By: Milad Mohammadai

In an era of increasing globalization, what does one region’s internet regulations mean for foreign firms?

The past few years have been marked by many high profile disastrous data breaches in the US. There was the infamous Yahoo mail data breach of 2014, which resulted in a recent $35 million dollar fine imposed by the SEC, Equifax’s major 2017 data breach which resulted in hundreds of thousands of customers data being leaked, and; Facebook’s recent Cambridge Analytica misfortune. Data breaches like these have led to the protection of data and data privacy to become an important concern as our lives have become further digitized. What companies and governments should be able to do with data has been a major area of debate. It remains very unclear as to the direction both citizens, corporations, and policy makers would like to move forward. The infamous Senate testimony hearing of Mark Zuckerberg in the US Capital showed just how unprepared both companies and the US Federal government are when it comes to this issue.

***

SET TASK: Continue the article on data breaches and data privacy regulation from where it stops.

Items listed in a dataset

***

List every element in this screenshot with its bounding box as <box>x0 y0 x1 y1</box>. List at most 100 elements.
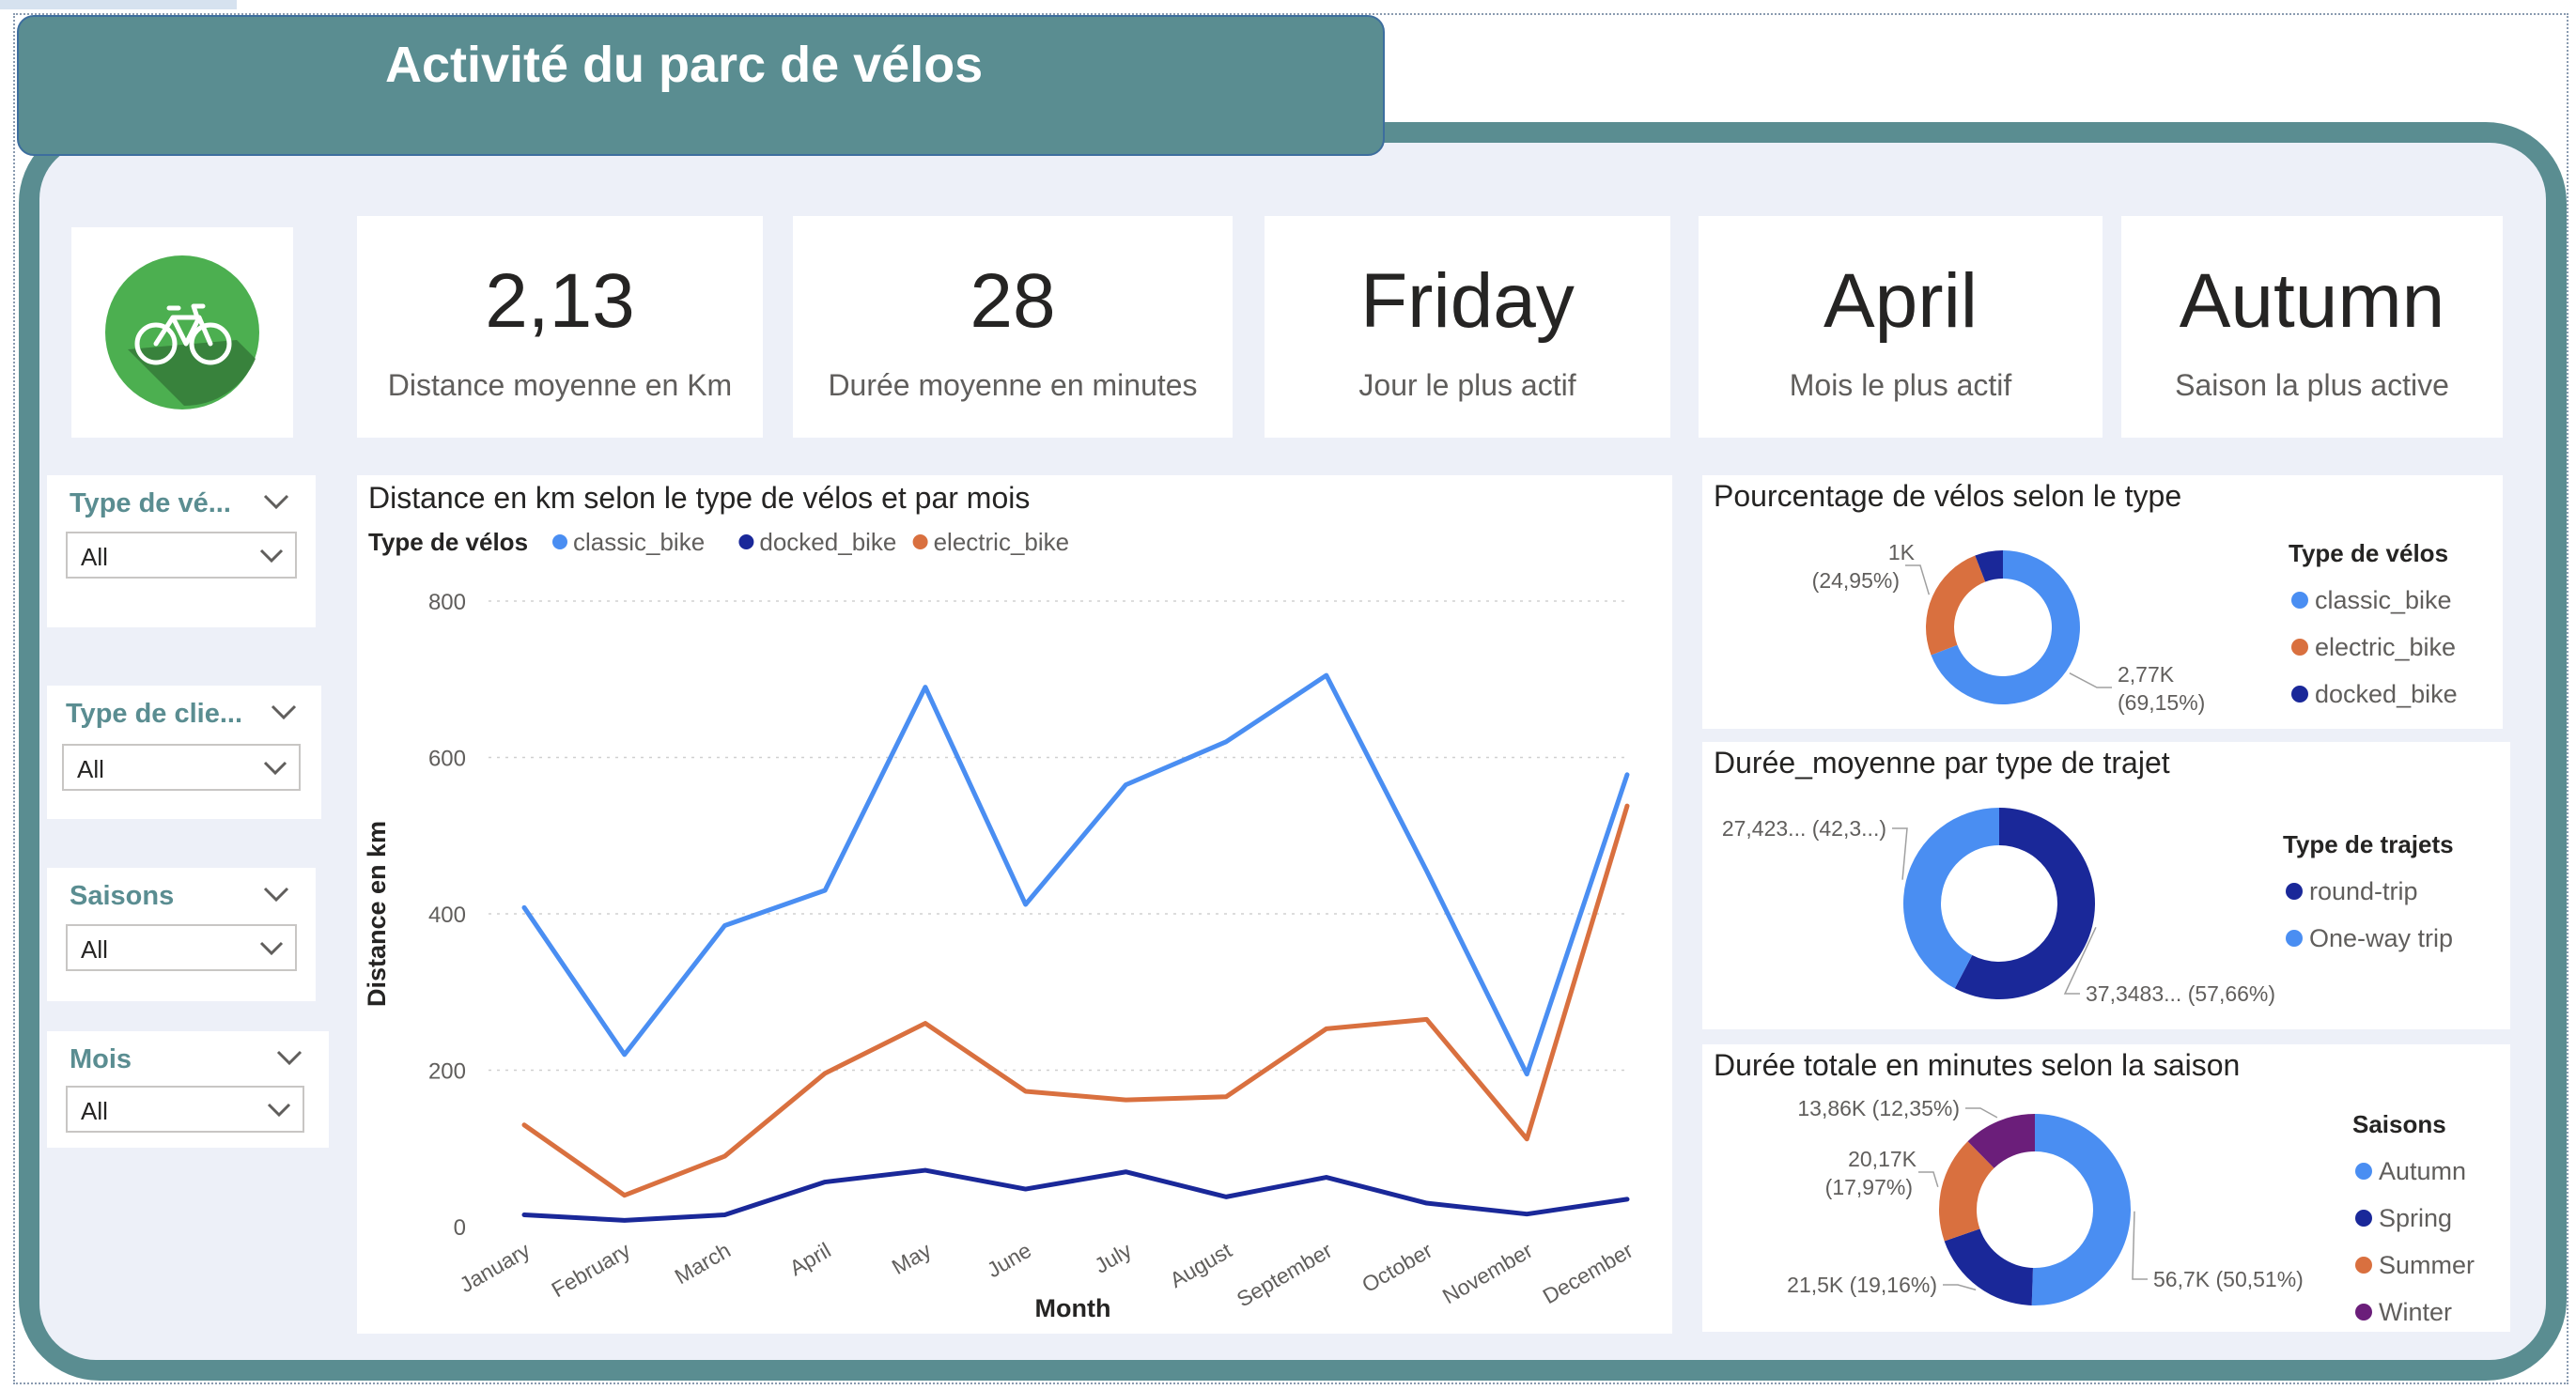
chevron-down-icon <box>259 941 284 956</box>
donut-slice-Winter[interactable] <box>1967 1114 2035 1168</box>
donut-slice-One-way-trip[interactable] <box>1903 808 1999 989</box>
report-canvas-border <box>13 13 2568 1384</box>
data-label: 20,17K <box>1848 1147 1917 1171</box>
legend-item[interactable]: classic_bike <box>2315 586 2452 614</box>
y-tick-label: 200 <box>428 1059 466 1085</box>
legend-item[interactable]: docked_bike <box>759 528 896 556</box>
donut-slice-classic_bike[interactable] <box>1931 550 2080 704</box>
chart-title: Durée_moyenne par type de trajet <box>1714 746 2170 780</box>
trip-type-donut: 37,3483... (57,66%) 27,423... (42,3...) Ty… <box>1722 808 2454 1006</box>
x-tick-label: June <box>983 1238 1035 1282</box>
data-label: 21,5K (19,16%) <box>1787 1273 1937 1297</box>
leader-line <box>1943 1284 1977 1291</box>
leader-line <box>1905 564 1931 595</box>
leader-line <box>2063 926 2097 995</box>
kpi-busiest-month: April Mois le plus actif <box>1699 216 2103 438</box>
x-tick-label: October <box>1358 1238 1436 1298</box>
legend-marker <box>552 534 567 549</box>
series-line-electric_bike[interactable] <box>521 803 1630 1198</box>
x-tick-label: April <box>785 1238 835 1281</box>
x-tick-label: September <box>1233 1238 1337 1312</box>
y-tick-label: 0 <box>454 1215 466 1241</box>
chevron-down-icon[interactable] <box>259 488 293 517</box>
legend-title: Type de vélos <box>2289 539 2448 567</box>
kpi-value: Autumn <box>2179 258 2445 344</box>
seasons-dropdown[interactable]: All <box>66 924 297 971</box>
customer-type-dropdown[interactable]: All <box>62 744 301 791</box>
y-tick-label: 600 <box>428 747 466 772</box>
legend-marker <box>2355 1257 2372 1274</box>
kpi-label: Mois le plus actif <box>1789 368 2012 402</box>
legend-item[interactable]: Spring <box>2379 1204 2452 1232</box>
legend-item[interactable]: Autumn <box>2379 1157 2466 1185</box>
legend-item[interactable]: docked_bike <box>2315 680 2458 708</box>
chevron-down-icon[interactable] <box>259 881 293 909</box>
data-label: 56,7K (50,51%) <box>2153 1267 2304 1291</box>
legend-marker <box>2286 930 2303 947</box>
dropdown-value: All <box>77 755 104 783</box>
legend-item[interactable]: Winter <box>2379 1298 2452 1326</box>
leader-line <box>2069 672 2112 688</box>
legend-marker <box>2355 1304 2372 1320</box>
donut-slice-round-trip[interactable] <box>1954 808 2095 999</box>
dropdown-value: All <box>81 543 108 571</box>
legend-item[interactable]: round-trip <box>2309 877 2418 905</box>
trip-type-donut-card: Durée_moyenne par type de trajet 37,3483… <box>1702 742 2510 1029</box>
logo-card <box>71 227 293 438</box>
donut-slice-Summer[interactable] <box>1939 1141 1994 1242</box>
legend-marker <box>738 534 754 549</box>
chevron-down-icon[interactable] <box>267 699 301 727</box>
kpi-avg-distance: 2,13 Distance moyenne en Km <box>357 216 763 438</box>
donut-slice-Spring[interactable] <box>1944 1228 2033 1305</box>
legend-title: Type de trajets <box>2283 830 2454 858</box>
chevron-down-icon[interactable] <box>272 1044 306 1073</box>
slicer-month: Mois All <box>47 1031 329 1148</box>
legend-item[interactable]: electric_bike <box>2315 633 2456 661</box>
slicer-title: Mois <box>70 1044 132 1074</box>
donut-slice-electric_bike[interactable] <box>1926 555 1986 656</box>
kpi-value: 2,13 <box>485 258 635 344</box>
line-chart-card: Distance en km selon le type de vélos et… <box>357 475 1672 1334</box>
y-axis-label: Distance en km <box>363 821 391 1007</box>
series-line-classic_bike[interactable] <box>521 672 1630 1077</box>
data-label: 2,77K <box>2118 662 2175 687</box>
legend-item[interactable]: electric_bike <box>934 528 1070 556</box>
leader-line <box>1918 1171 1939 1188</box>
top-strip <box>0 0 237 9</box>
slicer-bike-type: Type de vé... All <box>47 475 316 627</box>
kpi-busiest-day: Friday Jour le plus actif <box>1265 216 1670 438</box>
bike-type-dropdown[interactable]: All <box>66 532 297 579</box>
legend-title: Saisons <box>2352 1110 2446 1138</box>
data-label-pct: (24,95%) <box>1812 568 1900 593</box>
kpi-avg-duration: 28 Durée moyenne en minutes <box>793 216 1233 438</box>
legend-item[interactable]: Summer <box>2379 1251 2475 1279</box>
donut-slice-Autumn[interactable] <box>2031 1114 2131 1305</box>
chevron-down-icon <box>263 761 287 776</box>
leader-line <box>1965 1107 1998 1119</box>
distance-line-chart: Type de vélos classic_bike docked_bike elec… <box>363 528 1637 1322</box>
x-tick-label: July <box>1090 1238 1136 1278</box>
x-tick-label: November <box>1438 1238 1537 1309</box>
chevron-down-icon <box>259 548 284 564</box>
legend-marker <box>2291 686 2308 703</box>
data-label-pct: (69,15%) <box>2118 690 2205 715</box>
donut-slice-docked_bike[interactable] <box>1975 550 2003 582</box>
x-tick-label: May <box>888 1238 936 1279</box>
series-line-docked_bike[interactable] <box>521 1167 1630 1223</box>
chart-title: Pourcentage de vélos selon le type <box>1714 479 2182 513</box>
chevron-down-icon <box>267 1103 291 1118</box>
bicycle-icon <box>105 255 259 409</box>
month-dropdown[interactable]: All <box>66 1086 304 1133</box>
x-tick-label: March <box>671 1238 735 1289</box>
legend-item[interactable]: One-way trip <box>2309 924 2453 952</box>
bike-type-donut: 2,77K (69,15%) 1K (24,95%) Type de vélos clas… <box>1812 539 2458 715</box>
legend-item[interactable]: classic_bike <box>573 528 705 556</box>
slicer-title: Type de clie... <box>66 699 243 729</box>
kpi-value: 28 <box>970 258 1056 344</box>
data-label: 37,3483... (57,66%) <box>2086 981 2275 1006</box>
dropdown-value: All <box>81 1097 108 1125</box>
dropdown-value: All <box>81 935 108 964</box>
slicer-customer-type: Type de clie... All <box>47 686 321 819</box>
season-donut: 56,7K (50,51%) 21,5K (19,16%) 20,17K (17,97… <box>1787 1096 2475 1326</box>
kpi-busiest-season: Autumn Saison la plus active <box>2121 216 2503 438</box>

***

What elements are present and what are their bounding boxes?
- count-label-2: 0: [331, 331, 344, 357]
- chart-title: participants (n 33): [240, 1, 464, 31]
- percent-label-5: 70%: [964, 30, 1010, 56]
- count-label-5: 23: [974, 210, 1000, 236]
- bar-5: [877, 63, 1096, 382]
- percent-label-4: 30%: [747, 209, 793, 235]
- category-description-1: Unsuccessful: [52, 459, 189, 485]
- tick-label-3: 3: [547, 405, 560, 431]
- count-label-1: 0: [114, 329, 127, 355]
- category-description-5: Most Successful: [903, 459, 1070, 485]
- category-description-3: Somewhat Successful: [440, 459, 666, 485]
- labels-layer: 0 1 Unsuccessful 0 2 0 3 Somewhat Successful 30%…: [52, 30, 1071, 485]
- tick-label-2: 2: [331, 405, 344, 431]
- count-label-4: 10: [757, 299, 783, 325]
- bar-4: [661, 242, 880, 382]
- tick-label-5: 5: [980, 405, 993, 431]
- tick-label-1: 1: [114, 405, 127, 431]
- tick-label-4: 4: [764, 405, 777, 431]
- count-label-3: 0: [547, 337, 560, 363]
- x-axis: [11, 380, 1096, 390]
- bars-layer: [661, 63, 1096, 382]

***

OUTPUT FOR THIS EXERCISE:
In Europe, things are taking a completely different turn. A widely known piece of legislation for the technology sector is slowly being implemented.  GDPR, standing for General Data Protection Regulation, was approved by the European Parliament in 2016. It is set to harmonize data protection law across the whole of the EU. Unlike an EU directive, which requires legislation to be implemented on a per-member basis, this regulation will take effect on a full union level. The aim of the GDPR is to delineate exactly how user data, specifically in the consumer context, is to be treated by firms. The GDPR grants many “digital rights”, which include; the right of access to data a company has collected, consent requirements, notification of data breaches, data portability (similar to the HIPAA healthcare law in the US), a protocol for data protection, and finally the controversial “right to be forgotten”. This is not an exhaustive list, as GDPR completely reshapes data protection law in the EU.

This raises the question, how will this regulation fit with US firms that operate in the EU? By far the most significant effect GDPR will have on US companies is the fact that the law will apply to all companies doing business in the EU. This means that companies like Facebook and Google must fulfill their obligations under the GDPR in order to operate in the EU. During the Congressional hearing on the Cambridge breach, Zuckerberg had remained unclear as to whether Facebook will implement GDPR policies only in its operations across the EU, or whether he will decide to have the protections extended to US citizens as well. It remains to be seen whether companies will find ways to fight the implementation, considering the increasing costs to comply and hire data protection officers, who would be responsible for implementing much of the process in house.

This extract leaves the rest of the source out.